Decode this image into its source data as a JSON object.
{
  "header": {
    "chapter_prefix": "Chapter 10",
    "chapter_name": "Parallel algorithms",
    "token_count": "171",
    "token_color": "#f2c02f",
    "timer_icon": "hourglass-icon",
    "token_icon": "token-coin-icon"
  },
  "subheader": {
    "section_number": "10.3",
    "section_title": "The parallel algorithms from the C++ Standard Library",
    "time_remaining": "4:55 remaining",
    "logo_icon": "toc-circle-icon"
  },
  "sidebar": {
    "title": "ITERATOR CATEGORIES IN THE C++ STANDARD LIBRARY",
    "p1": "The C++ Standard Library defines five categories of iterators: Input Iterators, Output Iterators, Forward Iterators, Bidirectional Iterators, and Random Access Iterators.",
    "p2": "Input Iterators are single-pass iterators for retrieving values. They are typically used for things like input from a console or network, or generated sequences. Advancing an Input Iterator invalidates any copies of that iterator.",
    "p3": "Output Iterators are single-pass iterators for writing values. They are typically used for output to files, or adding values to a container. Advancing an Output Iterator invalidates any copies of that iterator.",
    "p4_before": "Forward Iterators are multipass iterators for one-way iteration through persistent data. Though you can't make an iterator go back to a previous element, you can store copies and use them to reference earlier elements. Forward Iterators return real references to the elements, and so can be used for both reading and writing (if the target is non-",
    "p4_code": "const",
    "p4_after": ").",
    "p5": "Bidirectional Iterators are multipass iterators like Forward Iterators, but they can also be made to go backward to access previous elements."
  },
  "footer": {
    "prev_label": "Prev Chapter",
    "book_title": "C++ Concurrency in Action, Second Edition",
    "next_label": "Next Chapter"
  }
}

● ● ●

Written task =>
Every record should be given again exactly.

Solved exercise =>
Decode this image into its source data as a JSON object.
{
  "header": {
    "chapter_prefix": "Chapter 10",
    "chapter_name": "Parallel algorithms",
    "token_count": "171",
    "token_color": "#f2c02f",
    "timer_icon": "hourglass-icon",
    "token_icon": "token-coin-icon"
  },
  "subheader": {
    "section_number": "10.3",
    "section_title": "The parallel algorithms from the C++ Standard Library",
    "time_remaining": "4:55 remaining",
    "logo_icon": "toc-circle-icon"
  },
  "sidebar": {
    "title": "ITERATOR CATEGORIES IN THE C++ STANDARD LIBRARY",
    "p1": "The C++ Standard Library defines five categories of iterators: Input Iterators, Output Iterators, Forward Iterators, Bidirectional Iterators, and Random Access Iterators.",
    "p2": "Input Iterators are single-pass iterators for retrieving values. They are typically used for things like input from a console or network, or generated sequences. Advancing an Input Iterator invalidates any copies of that iterator.",
    "p3": "Output Iterators are single-pass iterators for writing values. They are typically used for output to files, or adding values to a container. Advancing an Output Iterator invalidates any copies of that iterator.",
    "p4_before": "Forward Iterators are multipass iterators for one-way iteration through persistent data. Though you can't make an iterator go back to a previous element, you can store copies and use them to reference earlier elements. Forward Iterators return real references to the elements, and so can be used for both reading and writing (if the target is non-",
    "p4_code": "const",
    "p4_after": ").",
    "p5": "Bidirectional Iterators are multipass iterators like Forward Iterators, but they can also be made to go backward to access previous elements."
  },
  "footer": {
    "prev_label": "Prev Chapter",
    "book_title": "C++ Concurrency in Action, Second Edition",
    "next_label": "Next Chapter"
  }
}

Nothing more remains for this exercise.